▶ _Problem details_: Could you write out the records below exactly as they appear, leaving out any pictures?

··· Stored records

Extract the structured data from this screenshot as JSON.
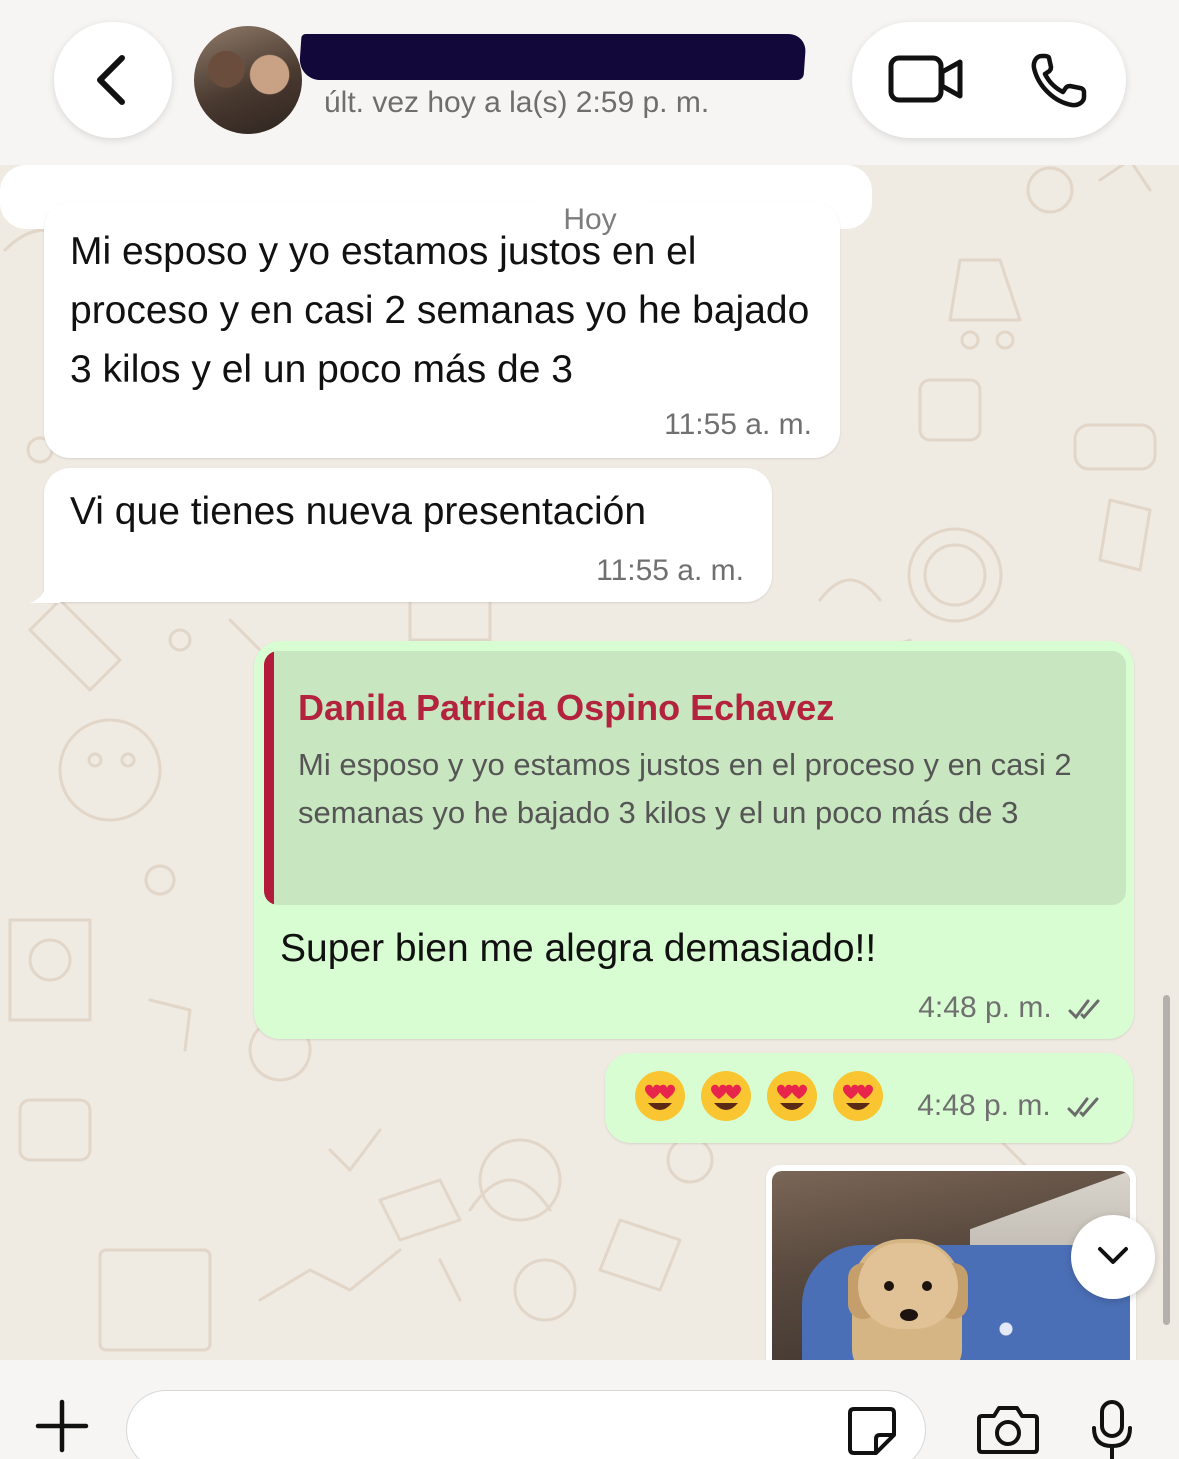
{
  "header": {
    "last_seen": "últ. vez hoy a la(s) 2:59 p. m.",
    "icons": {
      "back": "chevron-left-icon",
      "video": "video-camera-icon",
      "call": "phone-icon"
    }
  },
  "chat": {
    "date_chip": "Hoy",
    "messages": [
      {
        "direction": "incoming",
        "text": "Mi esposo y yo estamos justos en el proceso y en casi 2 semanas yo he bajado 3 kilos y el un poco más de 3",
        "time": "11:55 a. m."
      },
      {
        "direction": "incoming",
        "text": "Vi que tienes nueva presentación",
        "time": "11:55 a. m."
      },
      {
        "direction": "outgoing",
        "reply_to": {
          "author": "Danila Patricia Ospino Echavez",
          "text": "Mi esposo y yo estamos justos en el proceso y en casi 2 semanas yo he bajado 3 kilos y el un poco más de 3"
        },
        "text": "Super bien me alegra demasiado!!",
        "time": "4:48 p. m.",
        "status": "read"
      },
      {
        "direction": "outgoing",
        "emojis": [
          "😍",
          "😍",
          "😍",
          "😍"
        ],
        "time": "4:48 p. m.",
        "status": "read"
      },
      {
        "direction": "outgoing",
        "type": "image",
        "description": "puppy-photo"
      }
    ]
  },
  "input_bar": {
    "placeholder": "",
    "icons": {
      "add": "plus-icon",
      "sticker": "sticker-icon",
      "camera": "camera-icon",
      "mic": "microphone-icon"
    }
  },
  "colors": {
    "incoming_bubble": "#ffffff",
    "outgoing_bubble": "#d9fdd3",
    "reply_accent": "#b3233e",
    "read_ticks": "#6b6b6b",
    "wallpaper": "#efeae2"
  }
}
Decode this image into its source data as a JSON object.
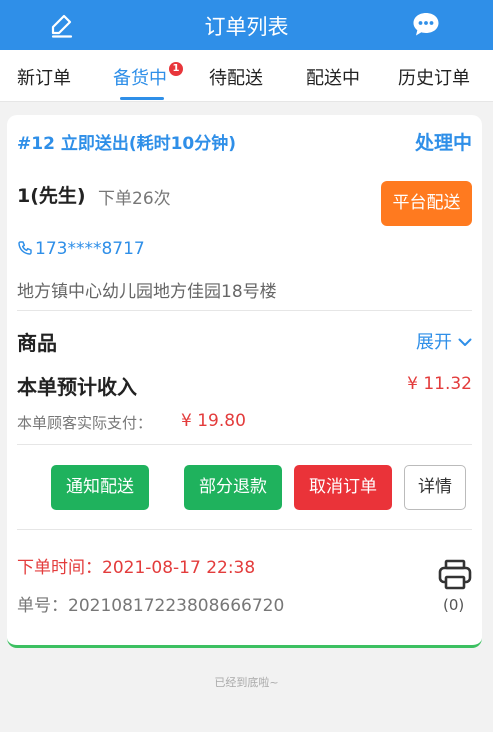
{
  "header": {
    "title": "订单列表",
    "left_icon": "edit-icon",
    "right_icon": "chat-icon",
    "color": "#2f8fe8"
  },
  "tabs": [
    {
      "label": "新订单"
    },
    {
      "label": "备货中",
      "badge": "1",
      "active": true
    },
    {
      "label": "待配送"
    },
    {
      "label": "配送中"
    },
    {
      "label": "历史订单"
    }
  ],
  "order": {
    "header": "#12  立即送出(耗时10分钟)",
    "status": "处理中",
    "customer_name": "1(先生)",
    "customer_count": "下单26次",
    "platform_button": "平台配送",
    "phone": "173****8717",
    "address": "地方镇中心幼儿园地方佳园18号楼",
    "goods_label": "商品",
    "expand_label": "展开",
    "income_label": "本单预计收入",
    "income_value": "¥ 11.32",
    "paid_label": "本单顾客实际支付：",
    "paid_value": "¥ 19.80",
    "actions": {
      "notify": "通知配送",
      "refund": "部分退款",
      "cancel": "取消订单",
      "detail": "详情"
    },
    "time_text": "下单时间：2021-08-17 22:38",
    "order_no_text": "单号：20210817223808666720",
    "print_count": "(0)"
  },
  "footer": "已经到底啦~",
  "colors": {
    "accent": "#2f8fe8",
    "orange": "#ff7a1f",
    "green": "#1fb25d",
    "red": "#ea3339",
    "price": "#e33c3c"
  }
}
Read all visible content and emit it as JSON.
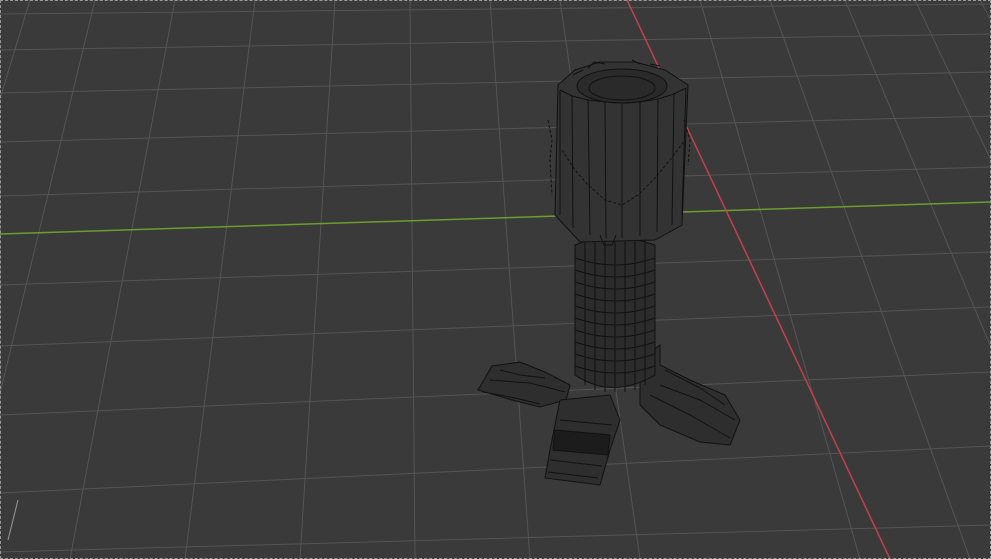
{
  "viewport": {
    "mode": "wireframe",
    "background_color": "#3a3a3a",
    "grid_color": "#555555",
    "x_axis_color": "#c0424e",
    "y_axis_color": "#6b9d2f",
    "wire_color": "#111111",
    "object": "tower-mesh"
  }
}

······

▶ _Task output_:
Extract the structured data from this screenshot as JSON.
{
  "header": {
    "last_seen": "últ. vez hoy a la(s) 2:59 p. m.",
    "icons": {
      "back": "chevron-left-icon",
      "video": "video-camera-icon",
      "call": "phone-icon"
    }
  },
  "chat": {
    "date_chip": "Hoy",
    "messages": [
      {
        "direction": "incoming",
        "text": "Mi esposo y yo estamos justos en el proceso y en casi 2 semanas yo he bajado 3 kilos y el un poco más de 3",
        "time": "11:55 a. m."
      },
      {
        "direction": "incoming",
        "text": "Vi que tienes nueva presentación",
        "time": "11:55 a. m."
      },
      {
        "direction": "outgoing",
        "reply_to": {
          "author": "Danila Patricia Ospino Echavez",
          "text": "Mi esposo y yo estamos justos en el proceso y en casi 2 semanas yo he bajado 3 kilos y el un poco más de 3"
        },
        "text": "Super bien me alegra demasiado!!",
        "time": "4:48 p. m.",
        "status": "read"
      },
      {
        "direction": "outgoing",
        "emojis": [
          "😍",
          "😍",
          "😍",
          "😍"
        ],
        "time": "4:48 p. m.",
        "status": "read"
      },
      {
        "direction": "outgoing",
        "type": "image",
        "description": "puppy-photo"
      }
    ]
  },
  "input_bar": {
    "placeholder": "",
    "icons": {
      "add": "plus-icon",
      "sticker": "sticker-icon",
      "camera": "camera-icon",
      "mic": "microphone-icon"
    }
  },
  "colors": {
    "incoming_bubble": "#ffffff",
    "outgoing_bubble": "#d9fdd3",
    "reply_accent": "#b3233e",
    "read_ticks": "#6b6b6b",
    "wallpaper": "#efeae2"
  }
}
Decode this image into its source data as a JSON object.
{
  "header": {
    "title": "订单列表",
    "left_icon": "edit-icon",
    "right_icon": "chat-icon",
    "color": "#2f8fe8"
  },
  "tabs": [
    {
      "label": "新订单"
    },
    {
      "label": "备货中",
      "badge": "1",
      "active": true
    },
    {
      "label": "待配送"
    },
    {
      "label": "配送中"
    },
    {
      "label": "历史订单"
    }
  ],
  "order": {
    "header": "#12  立即送出(耗时10分钟)",
    "status": "处理中",
    "customer_name": "1(先生)",
    "customer_count": "下单26次",
    "platform_button": "平台配送",
    "phone": "173****8717",
    "address": "地方镇中心幼儿园地方佳园18号楼",
    "goods_label": "商品",
    "expand_label": "展开",
    "income_label": "本单预计收入",
    "income_value": "¥ 11.32",
    "paid_label": "本单顾客实际支付：",
    "paid_value": "¥ 19.80",
    "actions": {
      "notify": "通知配送",
      "refund": "部分退款",
      "cancel": "取消订单",
      "detail": "详情"
    },
    "time_text": "下单时间：2021-08-17 22:38",
    "order_no_text": "单号：20210817223808666720",
    "print_count": "(0)"
  },
  "footer": "已经到底啦~",
  "colors": {
    "accent": "#2f8fe8",
    "orange": "#ff7a1f",
    "green": "#1fb25d",
    "red": "#ea3339",
    "price": "#e33c3c"
  }
}
Read all visible content and emit it as JSON.
{
  "viewport": {
    "mode": "wireframe",
    "background_color": "#3a3a3a",
    "grid_color": "#555555",
    "x_axis_color": "#c0424e",
    "y_axis_color": "#6b9d2f",
    "wire_color": "#111111",
    "object": "tower-mesh"
  }
}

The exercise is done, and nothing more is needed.